**TASK**
List each cause of acquired gynatresia that the passage on acquired gynatresia below gives as most reported in the developed world or most common in developing countries.

Acquired gynatresia due to genital trauma is an under-reported condition which could have impact on the quality of life and reproductive career of a woman. Most reported cases of acquired gynatresia in the developed world are due to the complication of pelvic radiation or surgeries.[2] However, the most common reported cause in developing countries is the use of herbal substances that result in the chemical vaginitis and healing by fibrosis.[2],[6] The case presented had a history of genital laceration during her delivery that became septic, coupled with a poor surgical technique that led to healing by fibrosis and partial obliteration of the vaginal cavity. Birth trauma is not a common cause of gynatresia, especially when conducted by the skilled birth attendants. However, in this case presented birth injury was repaired at a peripheral hospital probably by an unskilled attendant and resulted in gynatresia.

**LISTED RECORDS**
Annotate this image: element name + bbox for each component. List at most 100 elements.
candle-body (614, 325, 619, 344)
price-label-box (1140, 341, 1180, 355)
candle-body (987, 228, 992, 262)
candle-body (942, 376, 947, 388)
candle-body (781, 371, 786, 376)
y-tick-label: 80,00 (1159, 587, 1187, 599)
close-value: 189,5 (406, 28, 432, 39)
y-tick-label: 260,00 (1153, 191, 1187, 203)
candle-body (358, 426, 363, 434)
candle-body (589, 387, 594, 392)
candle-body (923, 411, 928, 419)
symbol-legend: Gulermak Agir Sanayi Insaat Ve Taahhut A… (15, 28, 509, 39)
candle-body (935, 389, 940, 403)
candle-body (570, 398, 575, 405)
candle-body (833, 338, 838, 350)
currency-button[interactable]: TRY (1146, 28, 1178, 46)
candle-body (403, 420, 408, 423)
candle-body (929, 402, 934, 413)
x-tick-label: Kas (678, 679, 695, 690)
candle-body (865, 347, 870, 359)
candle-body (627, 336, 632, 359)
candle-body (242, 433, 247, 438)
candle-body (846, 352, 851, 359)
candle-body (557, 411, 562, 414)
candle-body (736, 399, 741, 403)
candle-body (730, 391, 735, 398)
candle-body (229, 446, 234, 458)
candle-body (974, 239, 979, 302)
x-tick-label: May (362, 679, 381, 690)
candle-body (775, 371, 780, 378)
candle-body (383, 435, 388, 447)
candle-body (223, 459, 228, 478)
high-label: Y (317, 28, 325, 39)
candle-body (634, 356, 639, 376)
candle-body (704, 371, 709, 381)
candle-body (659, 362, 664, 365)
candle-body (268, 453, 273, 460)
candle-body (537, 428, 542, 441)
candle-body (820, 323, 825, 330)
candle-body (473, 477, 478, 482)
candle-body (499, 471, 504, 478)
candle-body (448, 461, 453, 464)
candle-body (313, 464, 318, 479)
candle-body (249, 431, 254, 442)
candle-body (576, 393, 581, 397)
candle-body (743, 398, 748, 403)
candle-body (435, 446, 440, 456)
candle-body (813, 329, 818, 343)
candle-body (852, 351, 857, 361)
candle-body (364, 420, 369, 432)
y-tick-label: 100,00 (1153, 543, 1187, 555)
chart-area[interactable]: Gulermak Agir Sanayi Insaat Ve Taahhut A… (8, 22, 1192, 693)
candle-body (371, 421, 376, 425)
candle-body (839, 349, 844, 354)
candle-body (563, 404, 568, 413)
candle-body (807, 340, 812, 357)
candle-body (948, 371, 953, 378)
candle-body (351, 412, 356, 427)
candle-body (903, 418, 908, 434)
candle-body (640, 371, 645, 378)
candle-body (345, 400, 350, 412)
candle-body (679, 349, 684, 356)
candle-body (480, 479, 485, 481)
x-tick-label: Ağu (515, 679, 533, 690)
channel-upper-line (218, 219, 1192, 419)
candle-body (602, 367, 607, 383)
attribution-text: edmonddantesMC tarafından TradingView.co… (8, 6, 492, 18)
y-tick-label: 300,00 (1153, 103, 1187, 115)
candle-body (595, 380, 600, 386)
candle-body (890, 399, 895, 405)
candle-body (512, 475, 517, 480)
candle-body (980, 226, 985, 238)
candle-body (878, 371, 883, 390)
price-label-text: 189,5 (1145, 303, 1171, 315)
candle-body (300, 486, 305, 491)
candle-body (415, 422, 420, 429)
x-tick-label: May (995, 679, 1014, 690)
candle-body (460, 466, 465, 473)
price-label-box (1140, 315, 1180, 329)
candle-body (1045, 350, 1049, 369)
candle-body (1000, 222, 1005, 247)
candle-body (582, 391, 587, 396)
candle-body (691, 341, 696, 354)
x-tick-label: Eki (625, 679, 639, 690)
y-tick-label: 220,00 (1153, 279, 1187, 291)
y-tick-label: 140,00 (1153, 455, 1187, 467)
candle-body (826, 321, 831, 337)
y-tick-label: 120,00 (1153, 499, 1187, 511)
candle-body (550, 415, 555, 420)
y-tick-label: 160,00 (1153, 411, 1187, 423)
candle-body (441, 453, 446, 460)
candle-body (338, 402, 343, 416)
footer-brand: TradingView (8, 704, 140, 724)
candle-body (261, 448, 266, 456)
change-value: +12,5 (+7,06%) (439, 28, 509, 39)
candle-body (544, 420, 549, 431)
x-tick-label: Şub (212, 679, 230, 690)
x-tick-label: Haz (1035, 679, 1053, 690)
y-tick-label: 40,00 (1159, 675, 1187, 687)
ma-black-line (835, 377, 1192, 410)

**ANSWER SECTION**
- Complications of pelvic radiation
- Complications of pelvic surgeries
- Use of herbal substances, which cause chemical vaginitis and healing by fibrosis